## TAREFA PROPOSTA:
Segundo a resenha abaixo, que trabalho Ambrósio fazia para o pai de Santiago?

## TRECHO DO DOCUMENTO:
·····
Um belo mergulho, pra quem consegue atravessar a superfície
Este livro entra com louvor para o hall dos livros mais malucos e difíceis que já li.
Não porque a história em si seja nonsense ou difícil de entender, isso tudo é bem simples, na realidade. O que torna o livro uma leitura desafiadora é a forma como o autor escolhe contar essa história.
Aqui conhecemos Zavalita, que também será chamado de Santiago, que vai encontrar Ambrósio, que também tem alguns apelidos, mas isso está longe de ser o que mais deixa a gente perdido durante a leitura... enfim, esses personagens vão se reencontrar, depois de muitos anos sem se ver, e sentados em uma mesa do bar Catedral vão falar sobre o passado.
Ambrósio foi motorista do pai de Santiago em um passado distante, quando este era um empresário muito mais bem sucedido do que é atualmente.
Mas enfim, o que teriam, esses dois personagens, para conversar no barzinho por mais de 500 páginas? A conversa deles é para relembrar o passado e a vida de ambos, em especial a do Santiago. Na época sobre a qual eles vão conversar acompanhamos, de forma completamente não linear, vários anos da vida deste protagonista, numa época de confusão política no Peru, onde o povo estava dividido entre extrema direita e extrema esquerda... um lugar bem tranquilo de se viver, não é mesmo? Até porque ninguém se tocava que os extremos eram tão semelhantes que se confundiam entre si, como acontece desde que o mundo é mundo e continuará sendo, já que, bom... é assim que é.
Quando Santiago é jovem ele resolve seguir a carreira de jornalista, para isso vai para a faculdade entra no partido comunista e renega a fortuna do pai... mas renega daquele jeito né... vira e mexe pede dinheiro pro irmão, inclusive chega a dizer em determinado momento que não precisa de um bom emprego, se precisar de dinheiro os irmãos podem arranjar para ele.
Mais do que a formação e emburrecimento de Santiago também acompanhamos Ambrósio e seu dia a dia, incluindo os empregos que teve depois que deixou de ser motorista do pai de Santiago, além de vários outros personagens ali do meio empresarial, político e do submundo do crime... basicamente tudo que acontecia com todos que viviam ali na região do bar onde eles estão agora conversando. Bar este que é quase um personagem também. Tudo isso sendo narrado nesta conversa, que ora um fala ora outro, tudo de memória, coisas que presenciaram, eventos dos quais participaram ou, até mesmo, coisas que ouviram falar na época.
·····
## DADOS BRUTOS:
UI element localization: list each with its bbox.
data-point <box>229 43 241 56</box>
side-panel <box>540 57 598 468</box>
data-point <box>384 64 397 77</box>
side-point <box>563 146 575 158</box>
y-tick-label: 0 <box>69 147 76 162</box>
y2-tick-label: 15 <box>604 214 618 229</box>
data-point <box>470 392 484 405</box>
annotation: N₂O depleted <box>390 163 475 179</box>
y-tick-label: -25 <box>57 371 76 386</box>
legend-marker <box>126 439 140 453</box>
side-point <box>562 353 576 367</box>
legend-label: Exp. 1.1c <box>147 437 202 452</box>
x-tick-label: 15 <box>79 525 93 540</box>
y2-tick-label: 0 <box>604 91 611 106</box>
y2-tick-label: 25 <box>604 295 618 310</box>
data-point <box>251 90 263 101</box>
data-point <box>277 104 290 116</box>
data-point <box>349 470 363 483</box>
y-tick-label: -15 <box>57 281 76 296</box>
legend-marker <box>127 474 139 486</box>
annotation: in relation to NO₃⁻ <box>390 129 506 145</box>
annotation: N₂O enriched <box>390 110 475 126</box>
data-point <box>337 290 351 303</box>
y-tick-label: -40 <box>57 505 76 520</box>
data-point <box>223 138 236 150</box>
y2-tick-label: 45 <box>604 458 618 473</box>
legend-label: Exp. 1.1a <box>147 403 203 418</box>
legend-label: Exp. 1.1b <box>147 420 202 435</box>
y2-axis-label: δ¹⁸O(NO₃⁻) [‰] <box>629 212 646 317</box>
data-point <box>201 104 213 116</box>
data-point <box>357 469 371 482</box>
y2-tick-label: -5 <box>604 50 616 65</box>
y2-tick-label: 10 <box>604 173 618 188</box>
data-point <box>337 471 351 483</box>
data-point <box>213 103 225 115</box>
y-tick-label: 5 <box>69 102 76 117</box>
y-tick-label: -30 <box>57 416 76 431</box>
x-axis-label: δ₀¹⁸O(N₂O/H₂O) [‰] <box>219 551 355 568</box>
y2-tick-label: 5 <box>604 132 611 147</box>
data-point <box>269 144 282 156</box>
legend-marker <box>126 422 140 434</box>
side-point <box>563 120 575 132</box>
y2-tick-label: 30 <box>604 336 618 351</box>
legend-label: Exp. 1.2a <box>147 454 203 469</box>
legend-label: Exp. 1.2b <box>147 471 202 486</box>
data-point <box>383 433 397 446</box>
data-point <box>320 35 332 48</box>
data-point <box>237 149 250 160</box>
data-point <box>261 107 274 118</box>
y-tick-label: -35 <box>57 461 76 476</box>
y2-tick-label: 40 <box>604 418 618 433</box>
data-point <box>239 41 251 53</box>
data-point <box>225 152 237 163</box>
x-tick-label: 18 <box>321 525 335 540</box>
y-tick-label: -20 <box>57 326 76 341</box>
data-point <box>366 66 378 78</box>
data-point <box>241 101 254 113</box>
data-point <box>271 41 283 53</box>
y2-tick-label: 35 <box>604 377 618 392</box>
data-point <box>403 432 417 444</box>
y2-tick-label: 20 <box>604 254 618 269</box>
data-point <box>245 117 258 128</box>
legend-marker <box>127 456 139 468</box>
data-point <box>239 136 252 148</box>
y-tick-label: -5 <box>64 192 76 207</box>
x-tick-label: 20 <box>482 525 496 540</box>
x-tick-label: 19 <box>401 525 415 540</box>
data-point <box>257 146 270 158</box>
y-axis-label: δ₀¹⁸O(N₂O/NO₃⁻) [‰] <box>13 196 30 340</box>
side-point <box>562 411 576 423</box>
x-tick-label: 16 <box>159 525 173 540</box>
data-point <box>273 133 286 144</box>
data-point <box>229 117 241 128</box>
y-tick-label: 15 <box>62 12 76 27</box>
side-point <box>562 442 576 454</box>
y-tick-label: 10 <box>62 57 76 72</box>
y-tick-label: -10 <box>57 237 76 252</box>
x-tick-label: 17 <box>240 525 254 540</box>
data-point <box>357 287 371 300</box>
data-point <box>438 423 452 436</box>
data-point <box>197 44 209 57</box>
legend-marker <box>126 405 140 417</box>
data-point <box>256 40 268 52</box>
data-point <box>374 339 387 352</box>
·····
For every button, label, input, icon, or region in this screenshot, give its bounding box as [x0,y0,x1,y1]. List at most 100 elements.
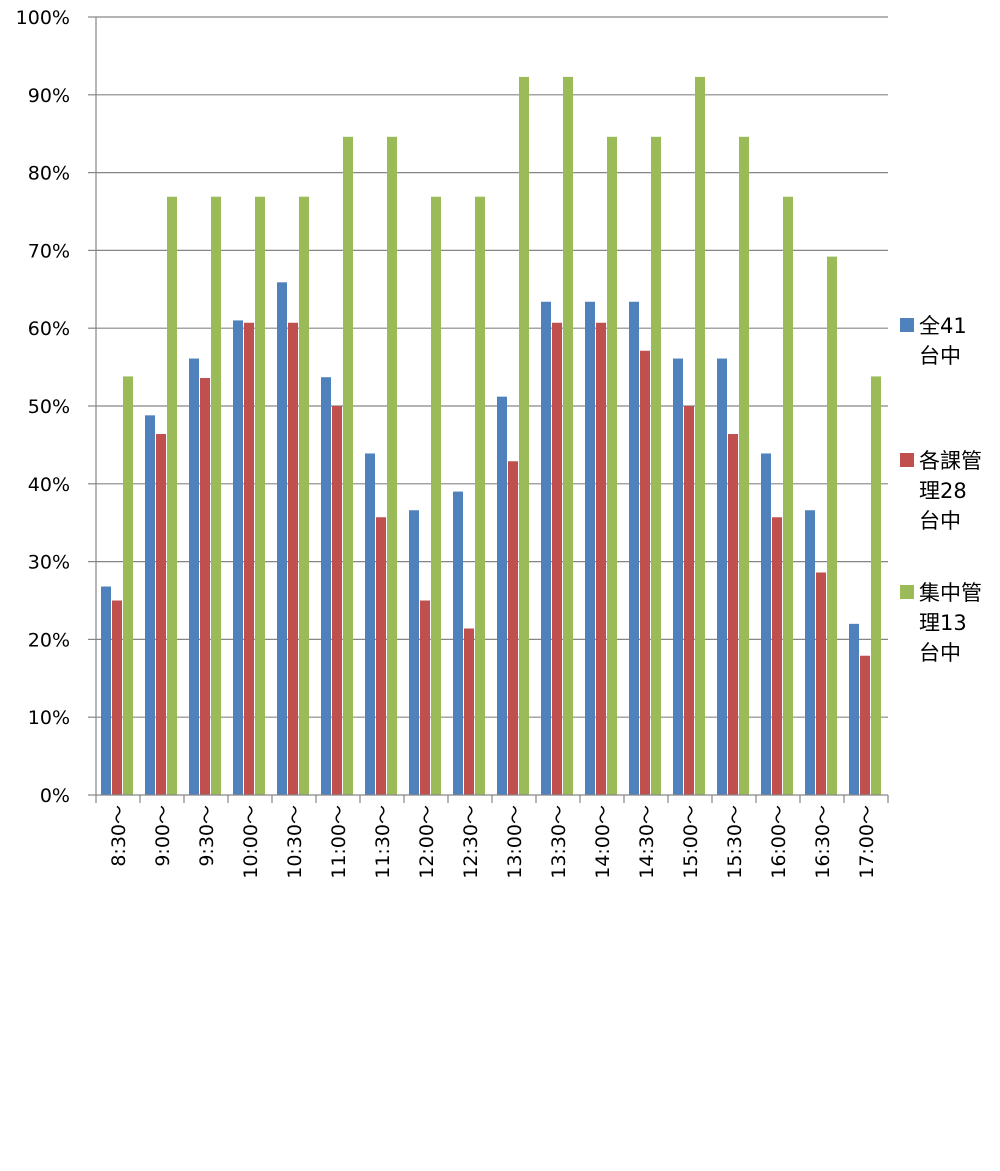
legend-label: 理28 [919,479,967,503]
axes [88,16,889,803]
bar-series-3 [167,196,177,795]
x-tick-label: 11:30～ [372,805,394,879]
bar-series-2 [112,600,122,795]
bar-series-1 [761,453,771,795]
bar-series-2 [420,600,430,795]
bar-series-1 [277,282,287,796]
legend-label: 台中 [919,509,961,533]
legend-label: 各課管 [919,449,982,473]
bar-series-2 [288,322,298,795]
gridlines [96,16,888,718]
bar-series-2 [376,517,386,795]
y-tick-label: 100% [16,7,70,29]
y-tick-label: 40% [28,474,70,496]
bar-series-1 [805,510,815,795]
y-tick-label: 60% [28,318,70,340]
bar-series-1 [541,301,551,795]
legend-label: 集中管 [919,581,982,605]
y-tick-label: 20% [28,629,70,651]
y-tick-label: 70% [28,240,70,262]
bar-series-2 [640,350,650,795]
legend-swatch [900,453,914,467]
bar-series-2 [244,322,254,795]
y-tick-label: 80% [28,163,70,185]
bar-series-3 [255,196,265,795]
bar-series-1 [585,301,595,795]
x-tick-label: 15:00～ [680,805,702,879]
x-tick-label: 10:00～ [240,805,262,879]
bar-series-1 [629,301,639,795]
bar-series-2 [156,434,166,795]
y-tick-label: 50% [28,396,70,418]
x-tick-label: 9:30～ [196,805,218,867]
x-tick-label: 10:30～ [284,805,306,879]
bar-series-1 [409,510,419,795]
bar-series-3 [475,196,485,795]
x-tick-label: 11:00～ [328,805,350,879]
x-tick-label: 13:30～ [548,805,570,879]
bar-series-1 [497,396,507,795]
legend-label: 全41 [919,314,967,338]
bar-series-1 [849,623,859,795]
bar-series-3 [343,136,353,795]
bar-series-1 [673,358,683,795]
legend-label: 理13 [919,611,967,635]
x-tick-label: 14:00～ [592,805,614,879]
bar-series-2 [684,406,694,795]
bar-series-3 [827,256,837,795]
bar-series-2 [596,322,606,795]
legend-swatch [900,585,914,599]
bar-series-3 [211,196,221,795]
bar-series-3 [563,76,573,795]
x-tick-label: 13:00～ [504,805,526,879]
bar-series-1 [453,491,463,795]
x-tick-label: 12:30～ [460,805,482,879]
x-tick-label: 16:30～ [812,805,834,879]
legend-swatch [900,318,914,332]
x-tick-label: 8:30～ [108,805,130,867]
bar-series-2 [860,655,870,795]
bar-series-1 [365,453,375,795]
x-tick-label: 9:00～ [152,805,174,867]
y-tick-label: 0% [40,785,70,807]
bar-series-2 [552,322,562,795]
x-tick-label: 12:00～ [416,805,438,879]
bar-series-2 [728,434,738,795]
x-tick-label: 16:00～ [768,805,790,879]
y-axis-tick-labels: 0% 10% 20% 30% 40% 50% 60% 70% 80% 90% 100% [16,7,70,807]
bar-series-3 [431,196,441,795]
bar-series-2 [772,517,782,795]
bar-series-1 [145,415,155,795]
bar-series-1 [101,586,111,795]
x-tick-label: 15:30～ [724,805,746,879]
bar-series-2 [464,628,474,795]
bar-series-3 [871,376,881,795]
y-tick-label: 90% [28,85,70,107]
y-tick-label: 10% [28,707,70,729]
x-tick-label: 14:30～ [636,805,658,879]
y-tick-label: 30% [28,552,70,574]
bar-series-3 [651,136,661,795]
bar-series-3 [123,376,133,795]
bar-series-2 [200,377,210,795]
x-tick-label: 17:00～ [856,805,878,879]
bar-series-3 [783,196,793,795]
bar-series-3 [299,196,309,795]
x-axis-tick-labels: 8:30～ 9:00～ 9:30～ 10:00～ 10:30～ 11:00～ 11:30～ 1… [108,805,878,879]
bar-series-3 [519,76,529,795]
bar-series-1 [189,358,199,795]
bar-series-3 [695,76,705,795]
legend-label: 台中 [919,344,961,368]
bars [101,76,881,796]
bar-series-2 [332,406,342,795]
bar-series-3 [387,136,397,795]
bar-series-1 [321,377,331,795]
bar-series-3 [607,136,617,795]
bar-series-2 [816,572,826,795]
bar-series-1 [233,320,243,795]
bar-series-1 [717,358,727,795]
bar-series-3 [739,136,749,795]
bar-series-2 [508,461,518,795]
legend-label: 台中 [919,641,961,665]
·····
## RESULTADO DA TAREFA:
Ambrósio era motorista do pai de Santiago.